▼

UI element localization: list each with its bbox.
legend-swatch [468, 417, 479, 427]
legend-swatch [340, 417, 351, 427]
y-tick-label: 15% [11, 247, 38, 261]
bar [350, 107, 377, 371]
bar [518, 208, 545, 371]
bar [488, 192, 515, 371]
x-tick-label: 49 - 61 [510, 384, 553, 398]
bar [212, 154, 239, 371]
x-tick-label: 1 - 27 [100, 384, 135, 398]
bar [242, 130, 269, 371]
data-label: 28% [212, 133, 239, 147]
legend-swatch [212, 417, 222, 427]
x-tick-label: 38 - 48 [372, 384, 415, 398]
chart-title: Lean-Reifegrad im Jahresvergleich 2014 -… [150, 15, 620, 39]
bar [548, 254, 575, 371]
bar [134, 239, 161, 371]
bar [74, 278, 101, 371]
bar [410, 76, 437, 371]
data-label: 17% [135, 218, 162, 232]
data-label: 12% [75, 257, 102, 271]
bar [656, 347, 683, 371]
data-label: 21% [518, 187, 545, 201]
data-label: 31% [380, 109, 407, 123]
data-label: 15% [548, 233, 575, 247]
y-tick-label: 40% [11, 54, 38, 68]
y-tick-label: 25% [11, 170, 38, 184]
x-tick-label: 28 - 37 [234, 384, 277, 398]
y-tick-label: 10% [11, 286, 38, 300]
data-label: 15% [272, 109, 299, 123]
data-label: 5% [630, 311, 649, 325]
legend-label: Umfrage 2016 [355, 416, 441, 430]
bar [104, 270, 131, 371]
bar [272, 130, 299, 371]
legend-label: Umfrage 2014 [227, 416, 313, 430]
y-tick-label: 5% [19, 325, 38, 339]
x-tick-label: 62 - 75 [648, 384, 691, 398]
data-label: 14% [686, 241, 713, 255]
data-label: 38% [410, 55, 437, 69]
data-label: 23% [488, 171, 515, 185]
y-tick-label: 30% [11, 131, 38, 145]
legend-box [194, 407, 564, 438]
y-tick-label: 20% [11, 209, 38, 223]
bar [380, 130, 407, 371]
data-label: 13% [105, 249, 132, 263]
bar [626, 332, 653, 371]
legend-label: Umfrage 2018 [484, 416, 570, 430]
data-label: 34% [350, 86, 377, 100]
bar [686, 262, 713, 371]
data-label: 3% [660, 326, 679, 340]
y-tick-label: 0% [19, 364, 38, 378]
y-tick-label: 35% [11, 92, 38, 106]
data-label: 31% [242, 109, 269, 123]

▲

» Stated goal: Write out every line of the records above, character for character, keeping the original order, spacing, and punctuation.

» Full response:
UI element localization: list each with its bbox.
legend-swatch [468, 417, 479, 427]
legend-swatch [340, 417, 351, 427]
y-tick-label: 15% [11, 247, 38, 261]
bar [350, 107, 377, 371]
bar [518, 208, 545, 371]
bar [488, 192, 515, 371]
x-tick-label: 49 - 61 [510, 384, 553, 398]
bar [212, 154, 239, 371]
x-tick-label: 1 - 27 [100, 384, 135, 398]
bar [242, 130, 269, 371]
data-label: 28% [212, 133, 239, 147]
legend-swatch [212, 417, 222, 427]
x-tick-label: 38 - 48 [372, 384, 415, 398]
chart-title: Lean-Reifegrad im Jahresvergleich 2014 -… [150, 15, 620, 39]
bar [548, 254, 575, 371]
bar [134, 239, 161, 371]
bar [74, 278, 101, 371]
bar [410, 76, 437, 371]
data-label: 17% [135, 218, 162, 232]
data-label: 12% [75, 257, 102, 271]
bar [656, 347, 683, 371]
data-label: 21% [518, 187, 545, 201]
data-label: 31% [380, 109, 407, 123]
data-label: 15% [548, 233, 575, 247]
y-tick-label: 40% [11, 54, 38, 68]
y-tick-label: 25% [11, 170, 38, 184]
x-tick-label: 28 - 37 [234, 384, 277, 398]
y-tick-label: 10% [11, 286, 38, 300]
data-label: 15% [272, 109, 299, 123]
data-label: 5% [630, 311, 649, 325]
legend-label: Umfrage 2016 [355, 416, 441, 430]
bar [104, 270, 131, 371]
bar [272, 130, 299, 371]
legend-label: Umfrage 2014 [227, 416, 313, 430]
y-tick-label: 5% [19, 325, 38, 339]
x-tick-label: 62 - 75 [648, 384, 691, 398]
data-label: 14% [686, 241, 713, 255]
data-label: 38% [410, 55, 437, 69]
data-label: 23% [488, 171, 515, 185]
y-tick-label: 30% [11, 131, 38, 145]
legend-box [194, 407, 564, 438]
y-tick-label: 20% [11, 209, 38, 223]
bar [380, 130, 407, 371]
data-label: 13% [105, 249, 132, 263]
bar [626, 332, 653, 371]
legend-label: Umfrage 2018 [484, 416, 570, 430]
data-label: 34% [350, 86, 377, 100]
bar [686, 262, 713, 371]
data-label: 3% [660, 326, 679, 340]
y-tick-label: 0% [19, 364, 38, 378]
y-tick-label: 35% [11, 92, 38, 106]
data-label: 31% [242, 109, 269, 123]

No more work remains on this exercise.